*** Исходный отрывок

Я согласился попробовать. Для работодателей «согласился» означает переход в их повиновение, «попробовать» не означает ничего. Первое, что от меня потребовали, это безотлагательно придумать название постоянной рубрики, под которой моя колонка будет печататься. Ничего лучше, чем «Взгляд частного человека», мне в голову не пришло, и до сегодняшнего дня я об этом не пожалел. Частным человеком я прожил все советское время и, насколько удается, живу по сию пору. В эпоху тоталитарную как при коммунистах, или тяготеющую к авторитарности как сейчас, «частный человек» – это гражданская позиция, идейная установка, политическая философия. И сверх того, специфически привлекательно, по моим наблюдениям, для еврейского сознания с его азартной склонностью к независимости.
Писал по три колонки в месяц, последние два года каждую неделю. Издательство предложило их собрать и выпустить отдельной книгой. Какие-то я забраковал по соображениям вкуса, от других отказался потому, что близки одна другой по содержанию или уже отразились в других моих сочинениях. В газете на них лежала печать сиюминутного импульса. Понять, стоят ли они чего-то собранные воедино, или вид целостности им придает только обложка, мне не достает ни воображения, ни трезвой оценки. Так что узнать это смогу не раньше, чем выйдет книга. Как любой читатель.
Анатолий Найман, 2012
2005 год
21–27 декабря
Эту историю рассказал мне Исайя Берлин, привожу дословно (мы говорили по-русски).
«Нету еврея в мире – крещеного, некрещеного, – в котором нет какой-то крошечной капли социальной неуверенности. Который считает, что он должен вести себя немножко лучше, чем другие – а то они, им это не понравится. К губернатору Иерусалима, еврейскому, пришли канадские евреи, в 1947 году, уже после осады. Он был во время осады Иерусалима арабами, и он вел дело довольно храбро и умело. По происхождению канадский еврей. К нему пришла делегация канадская, сионистская. Желали поговорить, спрашивали его, что нужно делать. Он давал разные советы, что нужно делать в Канаде – им. Они сказали: нет, вы знаете, если мы это сделаем, то это может канадцам не понравиться. Он сказал: а я думал, что вы канадцы».

******
*** Исходные данные

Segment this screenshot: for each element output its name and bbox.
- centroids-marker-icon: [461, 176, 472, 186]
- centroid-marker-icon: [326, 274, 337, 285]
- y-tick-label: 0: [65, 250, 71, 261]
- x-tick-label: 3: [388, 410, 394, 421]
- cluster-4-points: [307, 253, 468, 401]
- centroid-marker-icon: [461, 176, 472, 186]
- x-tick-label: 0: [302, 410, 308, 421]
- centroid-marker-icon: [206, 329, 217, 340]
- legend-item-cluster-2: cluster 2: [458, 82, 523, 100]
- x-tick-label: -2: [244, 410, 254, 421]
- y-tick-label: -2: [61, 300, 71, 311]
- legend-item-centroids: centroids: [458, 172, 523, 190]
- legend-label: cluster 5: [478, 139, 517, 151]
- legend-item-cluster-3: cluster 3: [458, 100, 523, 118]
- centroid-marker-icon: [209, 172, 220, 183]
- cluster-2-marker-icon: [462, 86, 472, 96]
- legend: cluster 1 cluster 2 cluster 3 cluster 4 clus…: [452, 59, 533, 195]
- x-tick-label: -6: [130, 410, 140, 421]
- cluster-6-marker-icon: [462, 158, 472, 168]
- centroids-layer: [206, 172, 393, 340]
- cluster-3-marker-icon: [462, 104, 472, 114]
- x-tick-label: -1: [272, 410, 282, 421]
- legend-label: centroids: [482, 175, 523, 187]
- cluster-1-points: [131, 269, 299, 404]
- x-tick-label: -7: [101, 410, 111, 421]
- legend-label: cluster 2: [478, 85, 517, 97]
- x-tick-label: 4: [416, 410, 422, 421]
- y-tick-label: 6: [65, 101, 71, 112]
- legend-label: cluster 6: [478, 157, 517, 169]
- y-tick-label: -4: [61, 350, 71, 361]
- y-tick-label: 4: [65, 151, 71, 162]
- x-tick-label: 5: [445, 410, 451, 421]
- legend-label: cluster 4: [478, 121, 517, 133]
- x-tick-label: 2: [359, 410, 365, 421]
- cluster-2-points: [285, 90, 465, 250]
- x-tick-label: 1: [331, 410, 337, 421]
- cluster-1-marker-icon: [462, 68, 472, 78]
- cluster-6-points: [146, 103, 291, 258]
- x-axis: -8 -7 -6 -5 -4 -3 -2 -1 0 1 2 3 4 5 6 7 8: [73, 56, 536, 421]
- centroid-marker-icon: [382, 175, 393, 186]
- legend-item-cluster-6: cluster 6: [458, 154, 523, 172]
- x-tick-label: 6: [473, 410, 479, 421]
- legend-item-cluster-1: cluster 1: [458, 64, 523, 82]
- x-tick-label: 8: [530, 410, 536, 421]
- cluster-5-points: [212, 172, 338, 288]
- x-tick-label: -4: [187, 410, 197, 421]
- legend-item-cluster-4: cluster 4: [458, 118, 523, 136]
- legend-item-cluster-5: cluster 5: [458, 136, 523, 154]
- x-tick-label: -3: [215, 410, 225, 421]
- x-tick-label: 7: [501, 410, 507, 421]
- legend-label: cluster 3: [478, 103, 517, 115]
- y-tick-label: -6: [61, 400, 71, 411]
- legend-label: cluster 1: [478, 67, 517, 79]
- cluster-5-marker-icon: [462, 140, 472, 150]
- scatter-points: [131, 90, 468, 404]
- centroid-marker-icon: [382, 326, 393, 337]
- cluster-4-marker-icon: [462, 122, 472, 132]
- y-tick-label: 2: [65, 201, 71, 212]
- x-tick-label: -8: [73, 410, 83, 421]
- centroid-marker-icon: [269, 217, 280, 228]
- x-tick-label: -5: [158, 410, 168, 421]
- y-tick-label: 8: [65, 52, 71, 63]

******

• _Что сделать_
**a.** Перескажите короче абзац отрывка, начинающийся словами «Писал по три колонки в месяц», сохранив его главные факты.
**b.** Какое название автор придумал для постоянной рубрики, согласно отрывку?
**c.** Выведите без изменений фрагмент отрывка от слов «Я согласился попробовать.» до слов «склонностью к независимости.» включительно.

• _Ответы по заданиям_
**a.** Автор писал по три колонки в месяц, а последние два года — еженедельно. Издательство предложило собрать их в книгу. Часть колонок он отбросил по соображениям вкуса, другие — из-за сходства по содержанию или потому, что они уже отразились в других его сочинениях. В газете на них лежала печать сиюминутного импульса. Стоят ли они чего-то вместе, автор оценить не может и, как любой читатель, узнает это только после выхода книги.

**b.** «Взгляд частного человека».

**c.**
Я согласился попробовать. Для работодателей «согласился» означает переход в их повиновение, «попробовать» не означает ничего. Первое, что от меня потребовали, это безотлагательно придумать название постоянной рубрики, под которой моя колонка будет печататься. Ничего лучше, чем «Взгляд частного человека», мне в голову не пришло, и до сегодняшнего дня я об этом не пожалел. Частным человеком я прожил все советское время и, насколько удается, живу по сию пору. В эпоху тоталитарную как при коммунистах, или тяготеющую к авторитарности как сейчас, «частный человек» – это гражданская позиция, идейная установка, политическая философия. И сверх того, специфически привлекательно, по моим наблюдениям, для еврейского сознания с его азартной склонностью к независимости.